Work to do ▸
Format the lines starting at the line that contains "q4-figure-yi [232, 835, 342, 875]" and ending at the line that contains "figure-ding-label: 丁 [550, 901, 561, 914]" as a Markdown table with the columns Number and Entry. Number each line and skip any blank lines.

Labeled box rows ▸

**********

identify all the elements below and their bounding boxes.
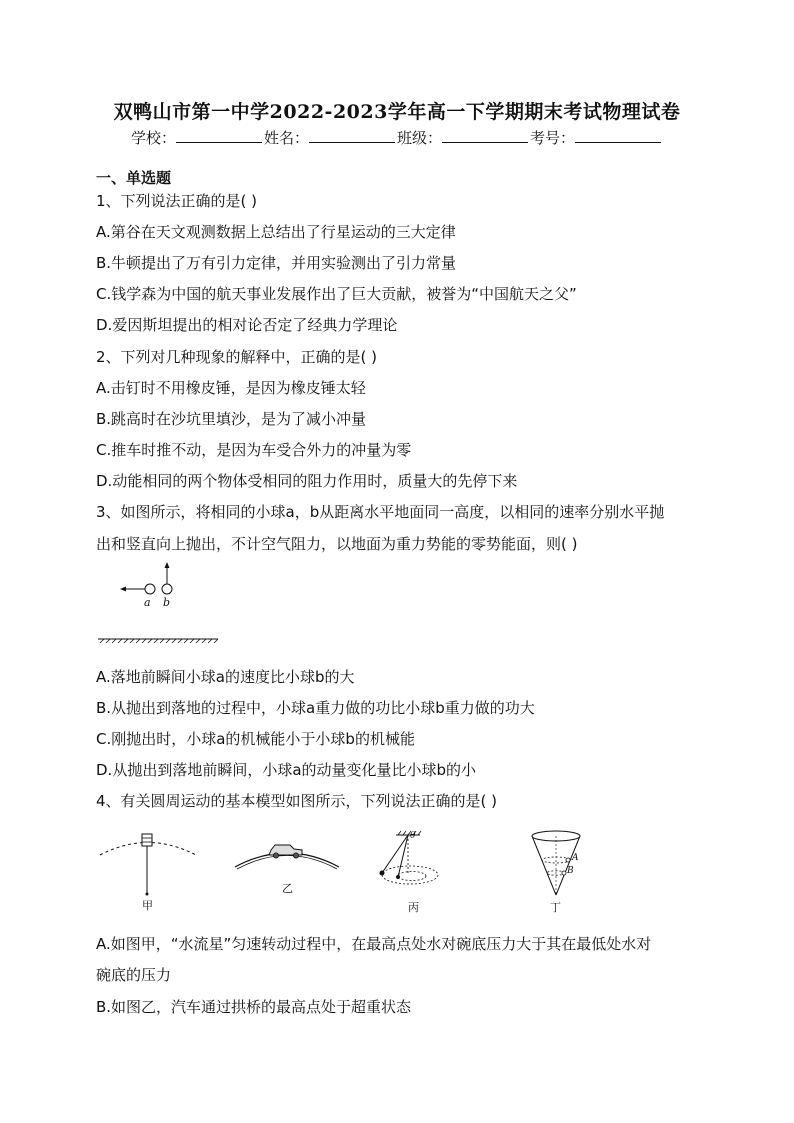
q4-figure-yi [232, 835, 342, 875]
cone-side-left [532, 836, 556, 895]
ball-a-label: a [144, 596, 151, 609]
class-label: 班级： [397, 129, 443, 147]
q3-option-a: A.落地前瞬间小球a的速度比小球b的大 [96, 668, 355, 686]
figure-ding-label: 丁 [550, 901, 561, 914]
q4-option-a-line2: 碗底的压力 [96, 966, 172, 984]
ball-a-arrowhead [120, 587, 126, 592]
q4-figure-jia [96, 825, 204, 900]
ball-a-icon [145, 584, 155, 594]
q4-stem: 4、有关圆周运动的基本模型如图所示，下列说法正确的是( ) [96, 792, 498, 810]
theta-label: θ [410, 831, 416, 841]
center-point [146, 893, 149, 896]
student-info-row [0, 127, 794, 148]
pendulum-string [382, 835, 408, 873]
ball-a-icon [566, 858, 570, 862]
cone-a-label: A [572, 853, 579, 863]
pendulum-ball-icon [380, 871, 385, 876]
section-title: 一、单选题 [96, 169, 172, 187]
figure-bing-label: 丙 [408, 901, 419, 914]
exam-number-blank[interactable] [575, 128, 661, 143]
name-label: 姓名： [263, 129, 309, 147]
bowl-icon [142, 834, 152, 846]
q1-stem: 1、下列说法正确的是( ) [96, 192, 258, 210]
q3-stem-line2: 出和竖直向上抛出，不计空气阻力，以地面为重力势能的零势能面，则( ) [96, 535, 578, 553]
q1-option-d: D.爱因斯坦提出的相对论否定了经典力学理论 [96, 316, 398, 334]
q1-option-a: A.第谷在天文观测数据上总结出了行星运动的三大定律 [96, 223, 456, 241]
figure-yi-label: 乙 [282, 882, 293, 895]
q4-figure-ding [522, 827, 592, 902]
q3-option-d: D.从抛出到落地前瞬间，小球a的动量变化量比小球b的小 [96, 761, 477, 779]
ball-b-arrowhead [165, 562, 170, 568]
school-label: 学校： [130, 129, 176, 147]
q4-option-b: B.如图乙，汽车通过拱桥的最高点处于超重状态 [96, 998, 412, 1016]
exam-number-label: 考号： [530, 129, 576, 147]
q2-stem: 2、下列对几种现象的解释中，正确的是( ) [96, 348, 378, 366]
q3-option-b: B.从抛出到落地的过程中，小球a重力做的功比小球b重力做的功大 [96, 699, 535, 717]
q3-figure [96, 560, 226, 650]
q1-option-c: C.钱学森为中国的航天事业发展作出了巨大贡献，被誉为“中国航天之父” [96, 285, 577, 303]
figure-jia-label: 甲 [142, 899, 153, 912]
q2-option-a: A.击钉时不用橡皮锤，是因为橡皮锤太轻 [96, 379, 366, 397]
class-blank[interactable] [442, 128, 528, 143]
q2-option-d: D.动能相同的两个物体受相同的阻力作用时，质量大的先停下来 [96, 472, 518, 490]
q2-option-b: B.跳高时在沙坑里填沙，是为了减小冲量 [96, 410, 367, 428]
q1-option-b: B.牛顿提出了万有引力定律，并用实验测出了引力常量 [96, 254, 457, 272]
q4-option-a-line1: A.如图甲，“水流星”匀速转动过程中，在最高点处水对碗底压力大于其在最低处水对 [96, 935, 652, 953]
q2-option-c: C.推车时推不动，是因为车受合外力的冲量为零 [96, 441, 412, 459]
ground-hatching [100, 639, 218, 643]
school-blank[interactable] [176, 128, 262, 143]
ball-b-icon [562, 871, 566, 875]
q3-stem-line1: 3、如图所示，将相同的小球a，b从距离水平地面同一高度，以相同的速率分别水平抛 [96, 503, 665, 521]
q3-option-c: C.刚抛出时，小球a的机械能小于小球b的机械能 [96, 730, 415, 748]
cone-b-label: B [567, 866, 574, 876]
name-blank[interactable] [309, 128, 395, 143]
ball-b-icon [162, 584, 172, 594]
car-icon [269, 845, 302, 858]
ball-b-label: b [163, 596, 171, 609]
circular-path [382, 866, 438, 884]
exam-title: 双鸭山市第一中学2022-2023学年高一下学期期末考试物理试卷 [113, 101, 681, 123]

**********

Answer ▸
| Number | Entry |
|---|---|
| 1 | q4-figure-yi [232, 835, 342, 875] |
| 2 | cone-side-left [532, 836, 556, 895] |
| 3 | ball-a-label: a [144, 596, 151, 609] |
| 4 | class-label: 班级： [397, 129, 443, 147] |
| 5 | q3-option-a: A.落地前瞬间小球a的速度比小球b的大 [96, 668, 355, 686] |
| 6 | figure-ding-label: 丁 [550, 901, 561, 914] |